Write the records below out again exactly as given, with no images.

DATA FOR PROCESSING -
.....
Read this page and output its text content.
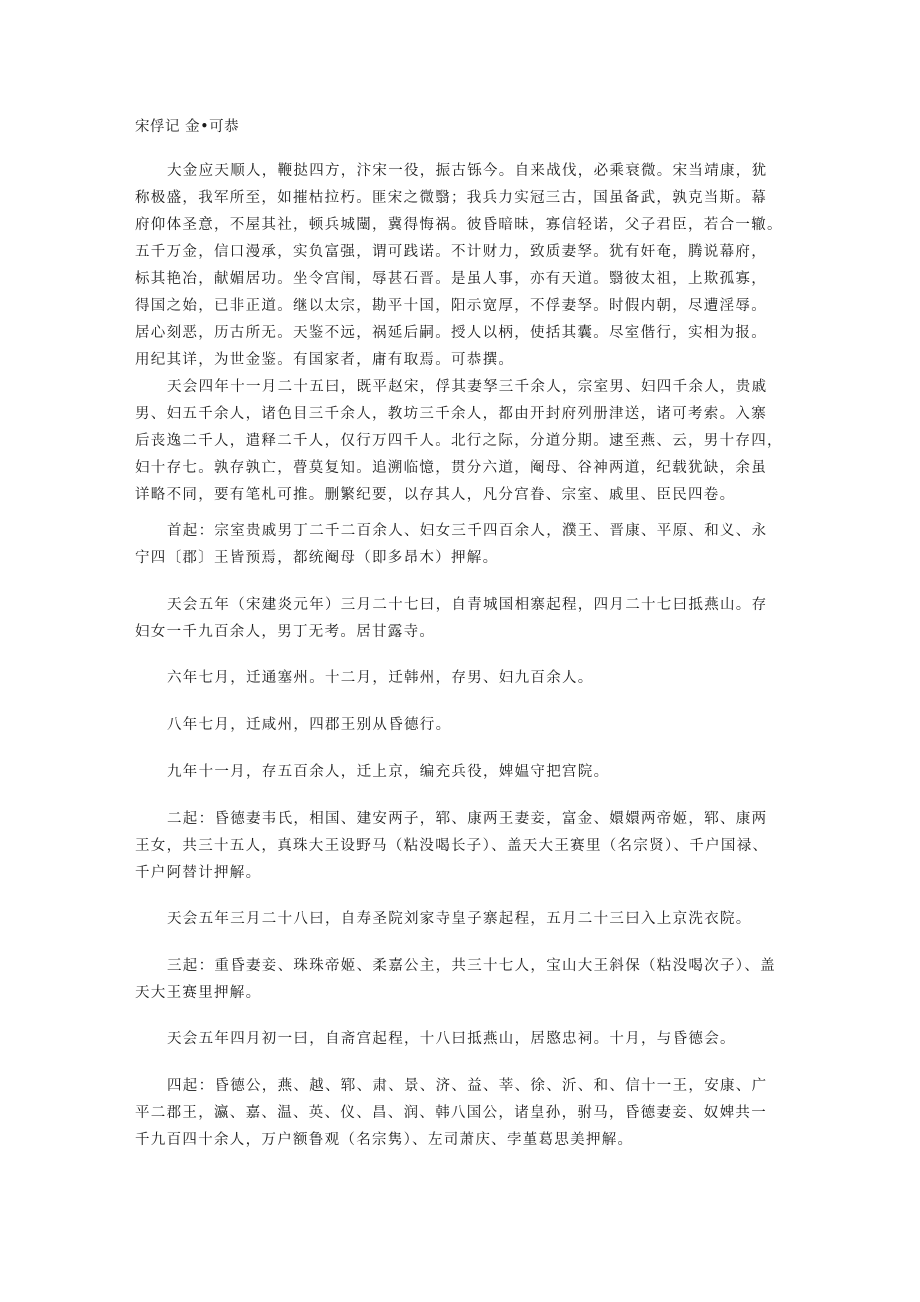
宋俘记 金•可恭

大金应天顺人，鞭挞四方，汴宋一役，振古铄今。自来战伐，必乘衰微。宋当靖康，犹
称极盛，我军所至，如摧枯拉朽。匪宋之微翳；我兵力实冠三古，国虽备武，孰克当斯。幕
府仰体圣意，不屋其社，顿兵城闉，冀得悔祸。彼昏暗昧，寡信轻诺，父子君臣，若合一辙。
五千万金，信口漫承，实负富强，谓可践诺。不计财力，致质妻孥。犹有奸奄，腾说幕府，
标其艳冶，献媚居功。坐令宫闱，辱甚石晋。是虽人事，亦有天道。翳彼太祖，上欺孤寡，
得国之始，已非正道。继以太宗，勘平十国，阳示宽厚，不俘妻孥。时假内朝，尽遭淫辱。
居心刻恶，历古所无。天鉴不远，祸延后嗣。授人以柄，使括其囊。尽室偕行，实相为报。
用纪其详，为世金鉴。有国家者，庸有取焉。可恭撰。

天会四年十一月二十五曰，既平赵宋，俘其妻孥三千余人，宗室男、妇四千余人，贵戚
男、妇五千余人，诸色目三千余人，教坊三千余人，都由开封府列册津送，诸可考索。入寨
后丧逸二千人，遣释二千人，仅行万四千人。北行之际，分道分期。逮至燕、云，男十存四，
妇十存七。孰存孰亡，瞢莫复知。追溯临憶，贯分六道，阉母、谷神两道，纪载犹缺，余虽
详略不同，要有笔札可推。删繁纪要，以存其人，凡分宫眷、宗室、戚里、臣民四卷。

首起：宗室贵戚男丁二千二百余人、妇女三千四百余人，濮王、晋康、平原、和义、永
宁四〔郡〕王皆预焉，都统阉母（即多昂木）押解。

天会五年（宋建炎元年）三月二十七曰，自青城国相寨起程，四月二十七曰抵燕山。存
妇女一千九百余人，男丁无考。居甘露寺。

六年七月，迁通塞州。十二月，迁韩州，存男、妇九百余人。

八年七月，迁咸州，四郡王别从昏德行。

九年十一月，存五百余人，迁上京，编充兵役，婢媪守把宫院。

二起：昏德妻韦氏，相国、建安两子，郓、康两王妻妾，富金、嬛嬛两帝姬，郓、康两
王女，共三十五人，真珠大王设野马（粘没喝长子）、盖天大王赛里（名宗贤）、千户国禄、
千户阿替计押解。

天会五年三月二十八曰，自寿圣院刘家寺皇子寨起程，五月二十三曰入上京洗衣院。

三起：重昏妻妾、珠珠帝姬、柔嘉公主，共三十七人，宝山大王斜保（粘没喝次子）、盖
天大王赛里押解。

天会五年四月初一曰，自斋宫起程，十八曰抵燕山，居愍忠祠。十月，与昏德会。

四起：昏德公，燕、越、郓、肃、景、济、益、莘、徐、沂、和、信十一王，安康、广
平二郡王，瀛、嘉、温、英、仪、昌、润、韩八国公，诸皇孙，驸马，昏德妻妾、奴婢共一
千九百四十余人，万户额鲁观（名宗隽）、左司萧庆、孛堇葛思美押解。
.....
ANSWER IN FULL -
Read this page and output its text content.
宋俘记 金•可恭

大金应天顺人，鞭挞四方，汴宋一役，振古铄今。自来战伐，必乘衰微。宋当靖康，犹
称极盛，我军所至，如摧枯拉朽。匪宋之微翳；我兵力实冠三古，国虽备武，孰克当斯。幕
府仰体圣意，不屋其社，顿兵城闉，冀得悔祸。彼昏暗昧，寡信轻诺，父子君臣，若合一辙。
五千万金，信口漫承，实负富强，谓可践诺。不计财力，致质妻孥。犹有奸奄，腾说幕府，
标其艳冶，献媚居功。坐令宫闱，辱甚石晋。是虽人事，亦有天道。翳彼太祖，上欺孤寡，
得国之始，已非正道。继以太宗，勘平十国，阳示宽厚，不俘妻孥。时假内朝，尽遭淫辱。
居心刻恶，历古所无。天鉴不远，祸延后嗣。授人以柄，使括其囊。尽室偕行，实相为报。
用纪其详，为世金鉴。有国家者，庸有取焉。可恭撰。

天会四年十一月二十五曰，既平赵宋，俘其妻孥三千余人，宗室男、妇四千余人，贵戚
男、妇五千余人，诸色目三千余人，教坊三千余人，都由开封府列册津送，诸可考索。入寨
后丧逸二千人，遣释二千人，仅行万四千人。北行之际，分道分期。逮至燕、云，男十存四，
妇十存七。孰存孰亡，瞢莫复知。追溯临憶，贯分六道，阉母、谷神两道，纪载犹缺，余虽
详略不同，要有笔札可推。删繁纪要，以存其人，凡分宫眷、宗室、戚里、臣民四卷。

首起：宗室贵戚男丁二千二百余人、妇女三千四百余人，濮王、晋康、平原、和义、永
宁四〔郡〕王皆预焉，都统阉母（即多昂木）押解。

天会五年（宋建炎元年）三月二十七曰，自青城国相寨起程，四月二十七曰抵燕山。存
妇女一千九百余人，男丁无考。居甘露寺。

六年七月，迁通塞州。十二月，迁韩州，存男、妇九百余人。

八年七月，迁咸州，四郡王别从昏德行。

九年十一月，存五百余人，迁上京，编充兵役，婢媪守把宫院。

二起：昏德妻韦氏，相国、建安两子，郓、康两王妻妾，富金、嬛嬛两帝姬，郓、康两
王女，共三十五人，真珠大王设野马（粘没喝长子）、盖天大王赛里（名宗贤）、千户国禄、
千户阿替计押解。

天会五年三月二十八曰，自寿圣院刘家寺皇子寨起程，五月二十三曰入上京洗衣院。

三起：重昏妻妾、珠珠帝姬、柔嘉公主，共三十七人，宝山大王斜保（粘没喝次子）、盖
天大王赛里押解。

天会五年四月初一曰，自斋宫起程，十八曰抵燕山，居愍忠祠。十月，与昏德会。

四起：昏德公，燕、越、郓、肃、景、济、益、莘、徐、沂、和、信十一王，安康、广
平二郡王，瀛、嘉、温、英、仪、昌、润、韩八国公，诸皇孙，驸马，昏德妻妾、奴婢共一
千九百四十余人，万户额鲁观（名宗隽）、左司萧庆、孛堇葛思美押解。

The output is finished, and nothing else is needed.